AUFGABE A » Schreibe den Abschnitt aus dem Text über Maximilian Hecker wortgetreu ab, beginnend bei "Die Suche nach" und endend bei "Ende einen Sinn.".

Die letzte Runde


Die Suche nach Erlösung trieb Maximilian Hecker in die Arme einer Prostituierten. Seine siebte Asien-Tournee war gerade zu Ende gegangen, Hecker irrte allein durch das nächtliche Tokio, durch Shibuya, das Vergnügungsviertel, bis an den Fuß des Dogenzaka-Hügels, wo Nutten und Animateure im Neonlicht schreiend auf Kunden warten. Da stand sie. Und bot ihm einen Blowjob an. Ein glücklicher Zufall. Denn so hatte er das Schlusskapitel für sein erstes Buch, so ergibt das alles am Ende einen Sinn.

"Ich war traumatisiert nach dieser Nacht", sagt Maximilian Hecker. Vier Jahre ist das jetzt her. Hecker sitzt am Fenster seiner Wohnung in Mitte. Sein Blick wandert unruhig durch das Zimmer, in der einen Ecke die Küche, daneben ein Klavier, ein Schreibtisch, darauf eine Vase, in der drei Rosen stehen, neben dem Fenster ein Regal mit DVDs: Wong Kar-Weis "In The Mood For Love" und mehrere Staffeln "Sex And The City". Draußen rauscht der Verkehr über die Torstraße. Hecker schließt das Fenster.

Er will erklären, was es bedeutete, dass er den Blowjob ablehnte, damals in Shibuya, dass er die Frau nur küsste und umarmte und dafür viel Geld bezahlte. Er will erklären, was das alles mit seiner Musik zu tun hat, denn in seinem Buch geht es um ihn selbst, um einen Musiker also, den die Fans verehren, dessen Gesicht auf Titelblättern von Magazinen zu sehen war: "Dogenzaka war der Ort, an dem ich versucht habe, nein … warte, ich hab’s gleich … an dem ich in einer Sackgasse Vollgas gegeben habe, nein … Fuck! Warum kann ich mich nicht ausdrücken!" Pause. Hecker hat sich jetzt total verrannt. Er weiß nicht mehr weiter. Text weg. Er schnauft. "Ich krieg's einfach nicht hin. Meistens."

In seinem Buch hat er geschrieben: "Nähe, Alter, Nähe!" Und dass die Frau seine Wunden heilte, "allein durch ihre Berührung".

"Ich bin gerade nicht gut in Interviews", sagt er. "Ständig verzettle ich mich. Manchmal habe ich das Gefühl, ich will so meine Karriere kaputt machen, damit ich endlich meinen Frieden habe."

Aus einer Sammlung entnommene Daten »
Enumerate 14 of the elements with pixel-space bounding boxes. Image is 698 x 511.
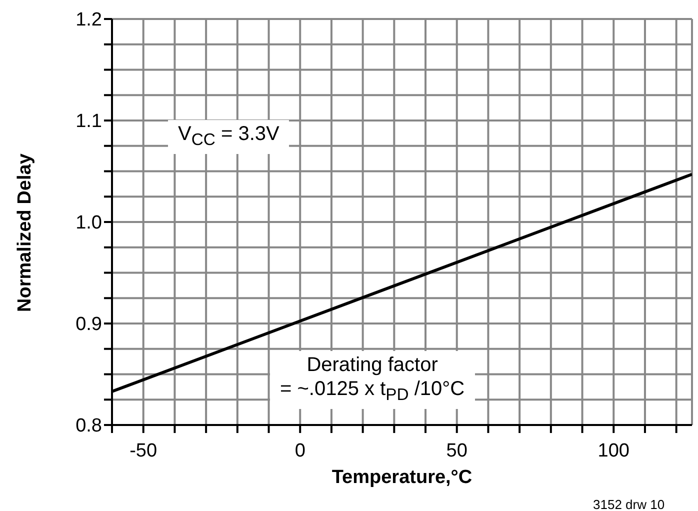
annotation: Derating factor = ~.0125 x t$_{PD}$ /10°C [270, 351, 475, 409]
y-tick-label: 1.1 [76, 111, 102, 132]
y-tick-label: 0.8 [76, 416, 102, 437]
y-tick-label: 1.2 [76, 10, 102, 31]
text: 3152 drw 10 [593, 497, 665, 511]
y-tick-label: 0.9 [76, 314, 102, 336]
x-axis-title: Temperature,°C [332, 467, 472, 488]
y-tick-label: 1.0 [76, 212, 102, 234]
x-tick-label: 0 [294, 440, 306, 462]
x-tick-label: -50 [130, 440, 158, 462]
x-tick-label: 100 [598, 440, 630, 462]
annotation: V$_{CC}$ = 3.3V [168, 120, 290, 154]
y-axis-title: Normalized Delay [14, 153, 36, 312]
x-tick-label: 50 [446, 440, 468, 462]
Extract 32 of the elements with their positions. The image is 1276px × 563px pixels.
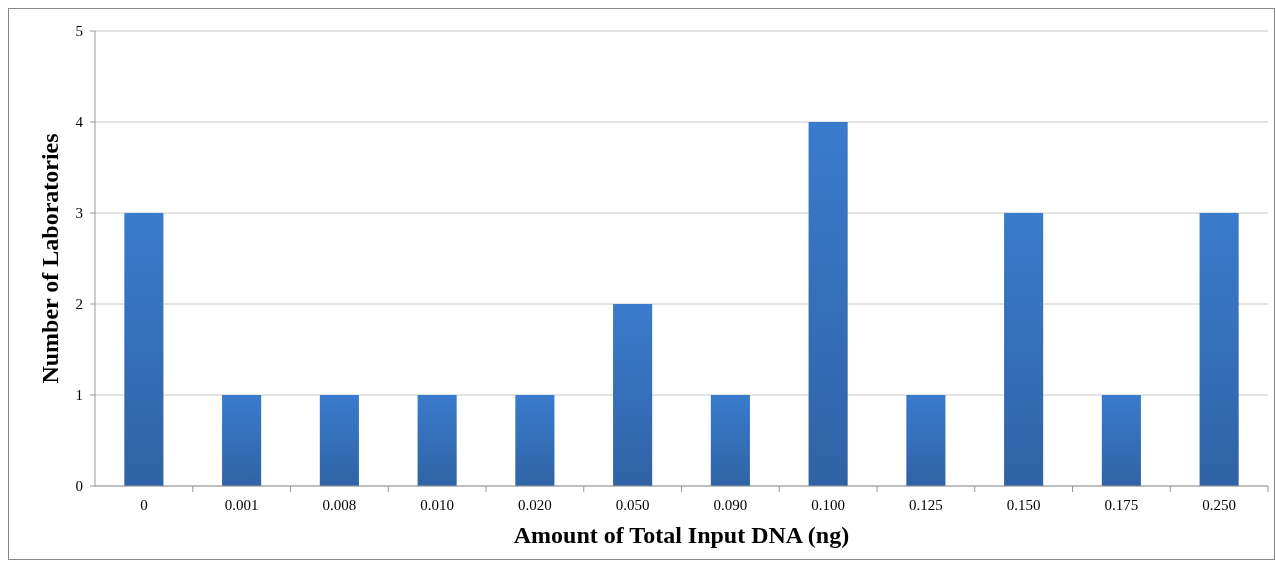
x-tick-label: 0.175 [1104, 497, 1139, 513]
bar [613, 304, 653, 486]
x-tick-label: 0.125 [909, 497, 943, 513]
bar [1004, 213, 1044, 486]
bar [1101, 395, 1141, 486]
bar [906, 395, 946, 486]
bar [124, 213, 164, 486]
x-tick-label: 0 [140, 497, 148, 513]
bar [222, 395, 262, 486]
y-tick-label: 3 [75, 205, 83, 222]
bar [319, 395, 359, 486]
y-tick-label: 4 [75, 114, 84, 131]
x-axis-title: Amount of Total Input DNA (ng) [513, 522, 850, 548]
x-tick-label: 0.090 [713, 497, 748, 513]
x-tick-label: 0.050 [615, 497, 650, 513]
y-axis-title: Number of Laboratories [37, 133, 63, 384]
y-tick-label: 5 [75, 23, 83, 40]
bar [1199, 213, 1239, 486]
y-tick-label: 2 [75, 296, 83, 313]
bar [515, 395, 555, 486]
x-tick-label: 0.008 [322, 497, 357, 513]
x-tick-label: 0.020 [518, 497, 552, 513]
y-tick-label: 0 [75, 478, 83, 495]
bar [710, 395, 750, 486]
y-tick-label: 1 [75, 387, 83, 404]
x-tick-label: 0.001 [224, 497, 259, 513]
x-tick-label: 0.150 [1006, 497, 1041, 513]
x-tick-label: 0.010 [420, 497, 454, 513]
x-tick-label: 0.100 [811, 497, 845, 513]
bar [417, 395, 457, 486]
bar [808, 122, 848, 486]
x-tick-label: 0.250 [1202, 497, 1236, 513]
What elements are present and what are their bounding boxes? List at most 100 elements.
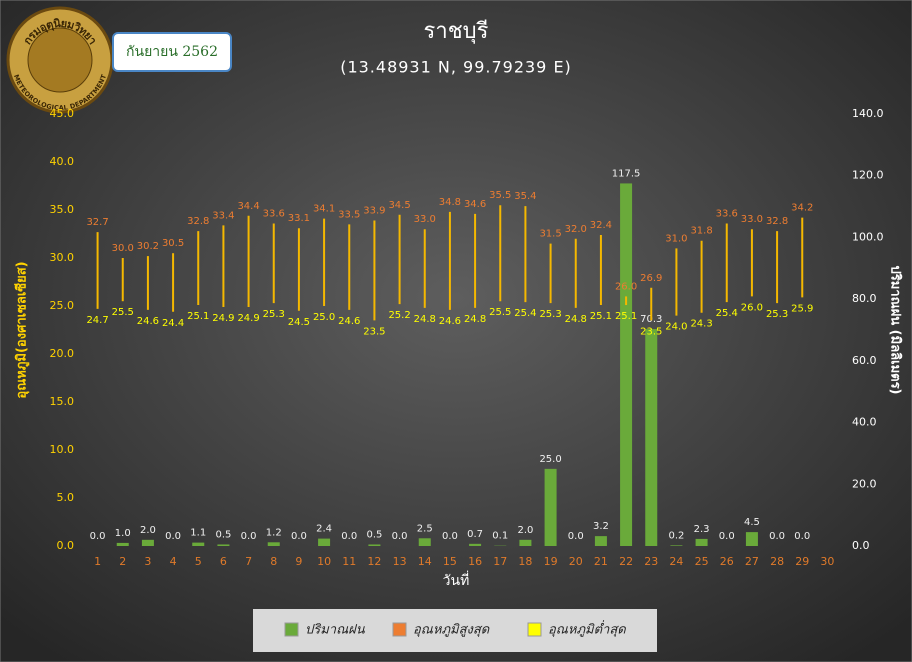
- rain-label: 0.0: [568, 531, 584, 542]
- y2-axis-label: ปริมาณฝน (มิลลิเมตร): [888, 265, 903, 394]
- min-label: 25.1: [615, 311, 637, 322]
- min-label: 25.1: [187, 311, 209, 322]
- min-label: 23.5: [363, 326, 385, 337]
- legend-label: อุณหภูมิต่ำสุด: [548, 620, 626, 638]
- logo: กรมอุตุนิยมวิทยา METEOROLOGICAL DEPARTME…: [6, 6, 114, 114]
- min-label: 24.8: [464, 314, 486, 325]
- y2-tick-label: 140.0: [852, 107, 884, 120]
- min-label: 24.3: [690, 319, 712, 330]
- rain-label: 0.5: [215, 529, 231, 540]
- y2-tick-label: 100.0: [852, 230, 884, 243]
- min-label: 25.0: [313, 312, 335, 323]
- x-tick-label: 24: [669, 555, 683, 568]
- y2-tick-label: 80.0: [852, 292, 877, 305]
- rain-label: 0.0: [392, 531, 408, 542]
- min-label: 24.8: [414, 314, 436, 325]
- max-label: 33.5: [338, 209, 360, 220]
- y2-tick-label: 0.0: [852, 539, 870, 552]
- y-tick-label: 40.0: [50, 155, 75, 168]
- rain-bar: [368, 544, 381, 546]
- y-tick-label: 0.0: [57, 539, 75, 552]
- x-tick-label: 2: [119, 555, 126, 568]
- max-label: 34.1: [313, 204, 335, 215]
- min-label: 25.4: [514, 308, 536, 319]
- y-tick-label: 35.0: [50, 203, 75, 216]
- rain-label: 2.4: [316, 524, 332, 535]
- rain-label: 0.0: [241, 531, 257, 542]
- rain-label: 0.0: [719, 531, 735, 542]
- rain-label: 2.3: [694, 524, 710, 535]
- x-tick-label: 12: [367, 555, 381, 568]
- min-label: 24.8: [565, 314, 587, 325]
- min-label: 25.9: [791, 303, 813, 314]
- min-label: 23.5: [640, 326, 662, 337]
- rain-bar: [745, 532, 758, 546]
- x-axis-label: วันที่: [443, 571, 470, 589]
- max-label: 32.0: [565, 224, 587, 235]
- x-tick-label: 7: [245, 555, 252, 568]
- date-box: [112, 32, 232, 72]
- max-label: 33.0: [414, 214, 436, 225]
- rain-label: 2.0: [517, 525, 533, 536]
- rain-label: 25.0: [539, 454, 561, 465]
- logo-core: [27, 27, 93, 93]
- min-label: 25.4: [716, 308, 738, 319]
- y-tick-label: 25.0: [50, 299, 75, 312]
- min-label: 24.6: [338, 316, 360, 327]
- x-tick-label: 20: [569, 555, 583, 568]
- rain-bar: [620, 183, 633, 546]
- y-tick-label: 5.0: [57, 491, 75, 504]
- legend-swatch: [527, 622, 542, 637]
- rain-label: 0.0: [291, 531, 307, 542]
- y-tick-label: 20.0: [50, 347, 75, 360]
- max-label: 33.4: [212, 210, 234, 221]
- max-label: 35.5: [489, 190, 511, 201]
- max-label: 34.4: [237, 201, 259, 212]
- min-label: 25.5: [489, 307, 511, 318]
- rain-bar: [217, 544, 230, 546]
- y-tick-label: 30.0: [50, 251, 75, 264]
- max-label: 26.0: [615, 281, 637, 292]
- min-label: 25.3: [263, 309, 285, 320]
- rain-label: 2.0: [140, 525, 156, 536]
- x-tick-label: 26: [720, 555, 734, 568]
- rain-label: 1.0: [115, 528, 131, 539]
- min-label: 24.6: [137, 316, 159, 327]
- rain-label: 0.5: [366, 529, 382, 540]
- y2-tick-label: 40.0: [852, 416, 877, 429]
- x-tick-label: 3: [144, 555, 151, 568]
- x-tick-label: 25: [695, 555, 709, 568]
- max-label: 33.1: [288, 213, 310, 224]
- max-label: 30.5: [162, 238, 184, 249]
- max-label: 30.0: [112, 243, 134, 254]
- min-label: 24.9: [237, 313, 259, 324]
- rain-label: 117.5: [612, 168, 641, 179]
- x-tick-label: 22: [619, 555, 633, 568]
- x-tick-label: 17: [493, 555, 507, 568]
- rain-label: 2.5: [417, 523, 433, 534]
- y-tick-label: 45.0: [50, 107, 75, 120]
- y2-tick-label: 60.0: [852, 354, 877, 367]
- rain-label: 0.0: [769, 531, 785, 542]
- legend-swatch: [284, 622, 299, 637]
- min-label: 26.0: [741, 302, 763, 313]
- max-label: 26.9: [640, 273, 662, 284]
- x-tick-label: 4: [170, 555, 177, 568]
- min-label: 25.3: [539, 309, 561, 320]
- min-label: 24.9: [212, 313, 234, 324]
- min-label: 24.6: [439, 316, 461, 327]
- rain-label: 1.2: [266, 527, 282, 538]
- rain-bar: [469, 543, 482, 546]
- max-label: 34.2: [791, 203, 813, 214]
- min-label: 25.1: [590, 311, 612, 322]
- legend-label: ปริมาณฝน: [305, 623, 366, 638]
- min-label: 25.3: [766, 309, 788, 320]
- max-label: 31.8: [690, 226, 712, 237]
- max-label: 35.4: [514, 191, 536, 202]
- x-tick-label: 6: [220, 555, 227, 568]
- rain-label: 0.2: [668, 530, 684, 541]
- rain-label: 0.0: [341, 531, 357, 542]
- x-tick-label: 14: [418, 555, 432, 568]
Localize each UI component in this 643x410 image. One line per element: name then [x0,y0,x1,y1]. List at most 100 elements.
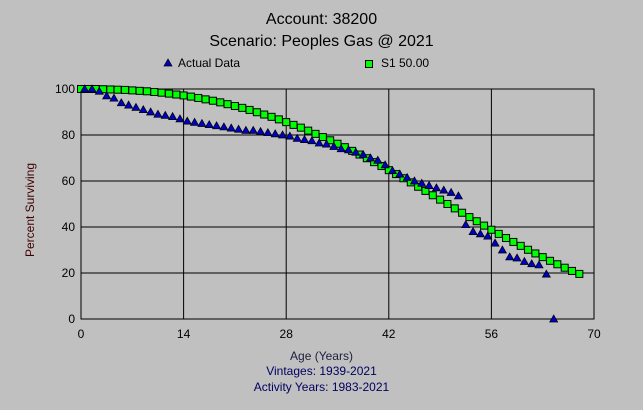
actual-data-point [439,185,449,194]
x-tick-label: 42 [382,327,396,341]
chart-title: Account: 38200 [265,11,378,28]
s1-50-point [128,86,137,95]
s1-50-point [487,225,496,234]
actual-data-point [446,187,456,196]
actual-data-point [468,226,478,235]
s1-50-point [553,260,562,269]
actual-data-point [94,86,104,95]
s1-50-point [186,92,195,101]
actual-data-point [387,165,398,174]
s1-50-point [230,102,239,111]
actual-data-point [307,136,317,145]
actual-data-point [182,116,192,125]
x-tick-label: 70 [587,327,601,341]
s1-50-point [223,100,232,109]
chart-subtitle: Scenario: Peoples Gas @ 2021 [209,33,434,50]
actual-data-point [80,84,90,93]
legend-actual-data: Actual Data [178,56,241,70]
actual-data-point [343,145,354,154]
y-tick-label: 20 [62,266,76,280]
actual-data-point [299,134,310,143]
actual-data-point [146,107,156,116]
legend-s1-50: S1 50.00 [381,56,430,70]
actual-data-point [497,245,507,254]
y-tick-label: 80 [62,128,76,142]
s1-50-point [172,90,181,99]
s1-50-point [465,213,474,222]
actual-data-point [292,133,302,142]
actual-data-point [204,119,214,129]
actual-data-point [116,98,126,107]
actual-data-point [505,252,515,261]
s1-50-point [208,96,217,105]
s1-50-point [318,133,327,142]
s1-50-point [560,263,569,272]
actual-data-point [519,256,529,265]
s1-50-point [245,105,254,114]
plot-frame [80,88,595,320]
vintages-note: Vintages: 1939-2021 [266,364,377,378]
actual-data-point [490,238,500,247]
actual-data-point [321,139,332,148]
actual-data-point [402,172,412,181]
actual-data-point [417,178,427,187]
actual-data-point [351,147,361,156]
s1-50-point [289,120,298,129]
actual-data-point [124,100,134,109]
s1-50-point [480,221,489,230]
actual-data-point [189,117,200,126]
s1-50-point [274,115,283,124]
y-tick-label: 0 [68,312,75,326]
actual-data-point [512,253,522,262]
actual-data-point [424,180,434,189]
s1-50-point [282,118,291,127]
actual-data-point [168,111,178,120]
actual-data-point [197,118,207,127]
s1-50-point [120,85,129,94]
s1-50-point [201,95,210,104]
actual-data-point [87,84,97,93]
s1-50-point [516,241,525,250]
actual-data-point [153,109,163,118]
actual-data-point [336,144,346,153]
y-tick-label: 60 [62,174,76,188]
x-tick-label: 28 [280,327,294,341]
s1-50-point [179,91,188,100]
actual-data-point [248,125,258,134]
s1-50-point [113,85,122,94]
s1-50-point [458,208,467,217]
actual-data-point [358,149,368,158]
actual-data-point [277,130,288,139]
s1-50-point [164,89,173,98]
s1-50-point [524,245,533,254]
actual-data-point [527,259,537,268]
s1-50-point [311,129,320,138]
s1-50-point [575,269,584,278]
actual-data-point [409,176,420,185]
actual-data-point [211,121,222,130]
s1-50-point [106,85,115,94]
x-tick-label: 0 [78,327,85,341]
s1-50-point [260,110,269,119]
actual-data-point [233,124,244,133]
activity-years-note: Activity Years: 1983-2021 [253,380,390,394]
actual-data-point [549,314,559,323]
actual-data-point [475,229,486,238]
actual-data-point [329,141,339,150]
actual-data-point [219,122,229,131]
s1-50-point [150,87,159,96]
actual-data-point [175,114,185,123]
actual-data-point [102,91,112,100]
y-tick-label: 100 [55,82,75,96]
actual-data-point [138,104,148,114]
s1-50-point [238,103,247,112]
actual-data-point [109,93,119,102]
s1-50-point [135,86,144,95]
s1-50-point [194,93,203,102]
actual-data-point [453,191,464,200]
actual-data-point [314,138,324,147]
actual-data-point [380,160,390,169]
actual-data-point [131,102,141,111]
actual-data-point [263,127,273,137]
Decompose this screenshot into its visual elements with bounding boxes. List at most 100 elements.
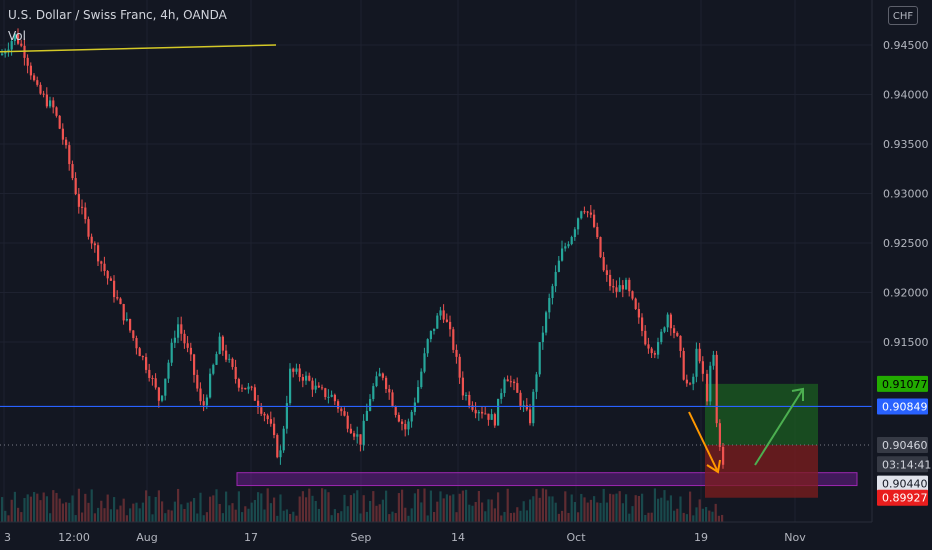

AUFGABE B » Gib die Einträge erneut wortgetreu wieder, beginnend mit dem Anfang der Einträge und endend mit der Zeile, die "Extract 32 of" enthält, beide Enden eingeschlossen. Lass die Bilder in deiner Antwort weg.

ERWARTETE AUSGABE A »
Die Suche nach Erlösung trieb Maximilian Hecker in die Arme einer Prostituierten. Seine siebte Asien-Tournee war gerade zu Ende gegangen, Hecker irrte allein durch das nächtliche Tokio, durch Shibuya, das Vergnügungsviertel, bis an den Fuß des Dogenzaka-Hügels, wo Nutten und Animateure im Neonlicht schreiend auf Kunden warten. Da stand sie. Und bot ihm einen Blowjob an. Ein glücklicher Zufall. Denn so hatte er das Schlusskapitel für sein erstes Buch, so ergibt das alles am Ende einen Sinn.

ERWARTETE AUSGABE B »
Enumerate 14 of the elements with pixel-space bounding boxes. Image is 698 x 511.
annotation: Derating factor = ~.0125 x t$_{PD}$ /10°C [270, 351, 475, 409]
y-tick-label: 1.1 [76, 111, 102, 132]
y-tick-label: 0.8 [76, 416, 102, 437]
y-tick-label: 1.2 [76, 10, 102, 31]
text: 3152 drw 10 [593, 497, 665, 511]
y-tick-label: 0.9 [76, 314, 102, 336]
x-axis-title: Temperature,°C [332, 467, 472, 488]
y-tick-label: 1.0 [76, 212, 102, 234]
x-tick-label: 0 [294, 440, 306, 462]
x-tick-label: -50 [130, 440, 158, 462]
x-tick-label: 100 [598, 440, 630, 462]
annotation: V$_{CC}$ = 3.3V [168, 120, 290, 154]
y-axis-title: Normalized Delay [14, 153, 36, 312]
x-tick-label: 50 [446, 440, 468, 462]
Extract 32 of the elements with their positions. The image is 1276px × 563px pixels.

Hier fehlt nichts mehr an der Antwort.